EXCERPTED TEXT:
· · · · · · ·
1. Applicant's response to the last Office Action, filed 10/18/2005, has been entered and made of 
record. 

2. Applicant has amended claims 1, 2, 10, 12, 17, 19 and 25-31. Claims 25-31 were previously 
rejected under 35 U.S.C. § 101 for reciting non-statutory subject matter and in view of the current 
amendments has overcome that rejection. Claims 1-31 are currently pending. 

3. Applicant's arguments with respect to claims 1-31 have been considered but are moot in view of 
the new ground(s) of rejection.
· · · · · · ·
WORK TO COMPLETE:
1. Determine whether each of the following statements agrees with the patent examination text, answering yes or no and quoting the words of the text that decide it: (a) the applicant's response was filed on 10/18/2005; (b) claims 25-31 still stand rejected under 35 U.S.C. § 101; (c) claims 1-31 are currently pending.
2. Continue the patent examination text from the point at which it stops.

DATASET EXTRACT:
· · · · · · ·
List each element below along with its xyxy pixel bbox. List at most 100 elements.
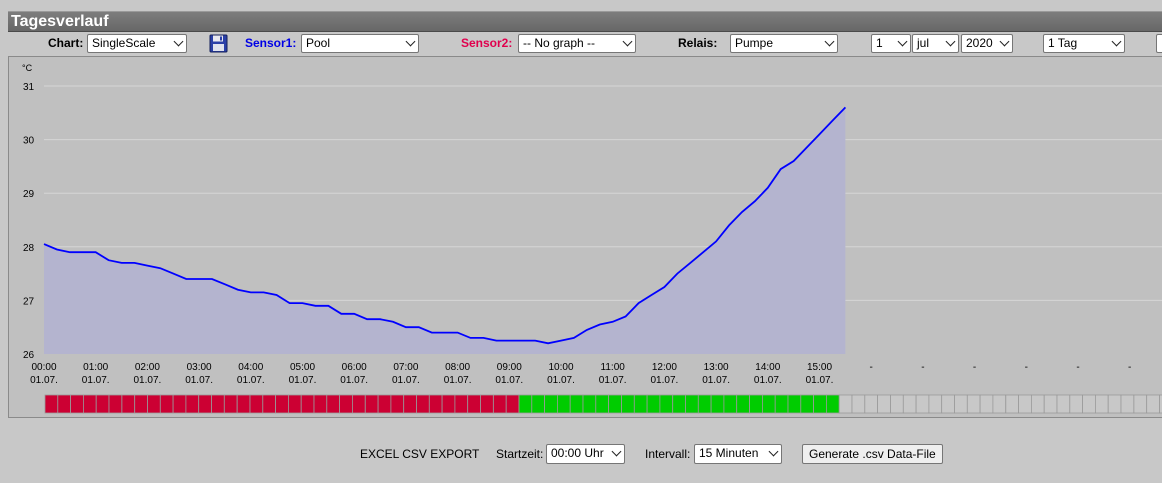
· · · · · · ·
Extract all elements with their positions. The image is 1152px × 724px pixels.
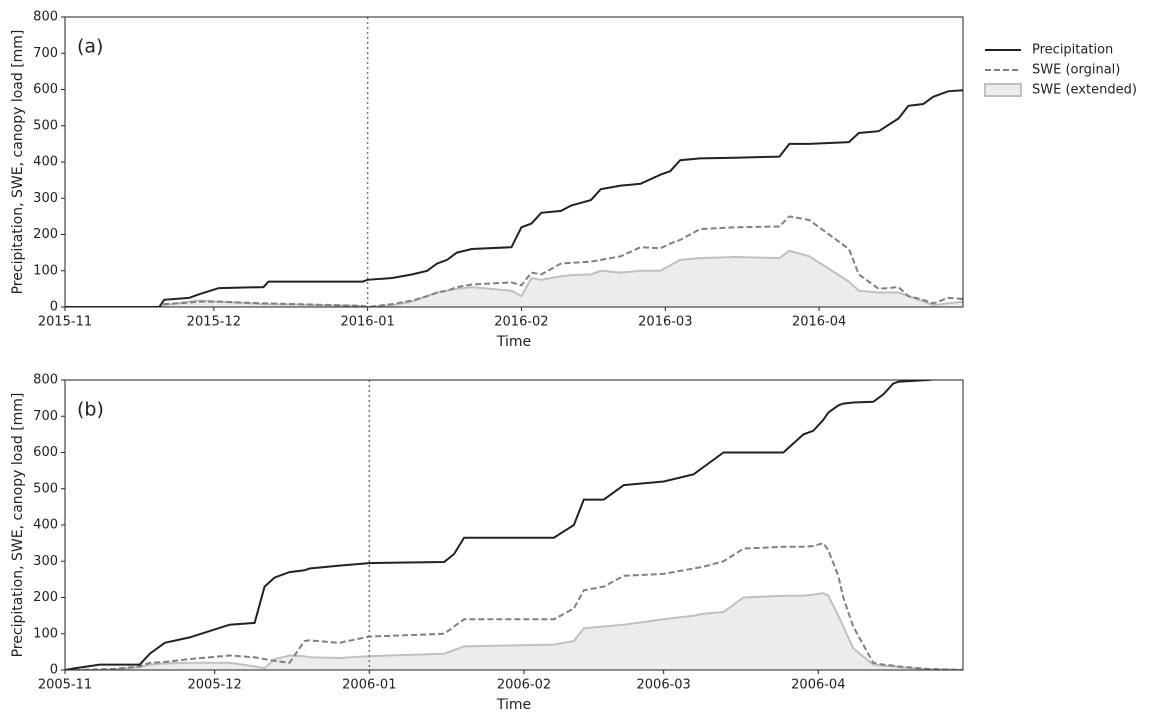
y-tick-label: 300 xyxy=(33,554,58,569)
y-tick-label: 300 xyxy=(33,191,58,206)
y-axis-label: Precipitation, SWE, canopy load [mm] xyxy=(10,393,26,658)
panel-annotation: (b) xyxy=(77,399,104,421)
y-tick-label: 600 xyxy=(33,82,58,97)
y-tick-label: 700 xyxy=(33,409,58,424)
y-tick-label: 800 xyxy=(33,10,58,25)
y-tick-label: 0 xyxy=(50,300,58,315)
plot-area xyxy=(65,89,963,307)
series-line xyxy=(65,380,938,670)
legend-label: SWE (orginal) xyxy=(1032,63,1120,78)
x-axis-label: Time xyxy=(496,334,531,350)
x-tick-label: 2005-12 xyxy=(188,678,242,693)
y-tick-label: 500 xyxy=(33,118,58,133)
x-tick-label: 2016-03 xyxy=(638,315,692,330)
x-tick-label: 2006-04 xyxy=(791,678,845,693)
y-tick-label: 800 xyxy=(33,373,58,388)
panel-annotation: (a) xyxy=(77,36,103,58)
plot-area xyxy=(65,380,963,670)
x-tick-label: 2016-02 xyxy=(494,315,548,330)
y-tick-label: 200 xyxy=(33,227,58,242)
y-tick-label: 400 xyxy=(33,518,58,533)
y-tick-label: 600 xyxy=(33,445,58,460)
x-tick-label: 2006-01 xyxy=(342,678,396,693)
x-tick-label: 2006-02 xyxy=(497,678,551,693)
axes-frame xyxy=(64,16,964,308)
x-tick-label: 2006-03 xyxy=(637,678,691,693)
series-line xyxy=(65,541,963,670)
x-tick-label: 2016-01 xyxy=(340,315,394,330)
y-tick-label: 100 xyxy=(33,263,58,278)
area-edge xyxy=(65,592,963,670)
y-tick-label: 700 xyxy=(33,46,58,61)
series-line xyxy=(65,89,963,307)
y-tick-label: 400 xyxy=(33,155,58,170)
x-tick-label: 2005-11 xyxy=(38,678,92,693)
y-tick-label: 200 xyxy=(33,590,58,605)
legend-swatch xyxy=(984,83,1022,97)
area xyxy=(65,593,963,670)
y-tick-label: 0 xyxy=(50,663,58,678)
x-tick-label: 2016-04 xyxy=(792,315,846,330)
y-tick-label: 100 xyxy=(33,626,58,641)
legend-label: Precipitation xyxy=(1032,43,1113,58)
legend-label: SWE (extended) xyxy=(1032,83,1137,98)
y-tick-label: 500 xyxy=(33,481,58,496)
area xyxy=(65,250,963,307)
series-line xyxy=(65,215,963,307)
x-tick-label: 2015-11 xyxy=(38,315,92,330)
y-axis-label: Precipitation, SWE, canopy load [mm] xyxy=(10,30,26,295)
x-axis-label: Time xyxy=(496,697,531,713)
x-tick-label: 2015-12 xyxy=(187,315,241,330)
· · · · · · ·
PER-TASK OUTPUTS:
1.
(a) Yes: "filed 10/18/2005"
(b) No: "in view of the current amendments has overcome that rejection"
(c) Yes: "Claims 1-31 are currently pending."

2.
Claim Rejections - 35 USC § 102 

4. The following is a quotation of the appropriate paragraphs of 35 U.S.C. 102 that form the basis for 
the rejections under this section made in this Office action: 

A person shall be entitled to a patent unless - 

(e) the invention was described in (1) an application for patent, published under section 122(b), by 
another filed in the United States before the invention by the applicant for patent or (2) a patent 
granted on an application for patent by another filed in the United States before the invention by the 
applicant for patent, except that an international application filed under the treaty defined in section 
351(a) shall have the effects for purposes of this subsection of an application filed in the United States 
only if the international application designated the United States and was published under Article 21(2) 
of such treaty in the English language. 

5. Claims 1-31 are rejected under 35 U.S.C. 102(e) as being anticipated by Jamali (U.S. Patent 
Number 6,269,188).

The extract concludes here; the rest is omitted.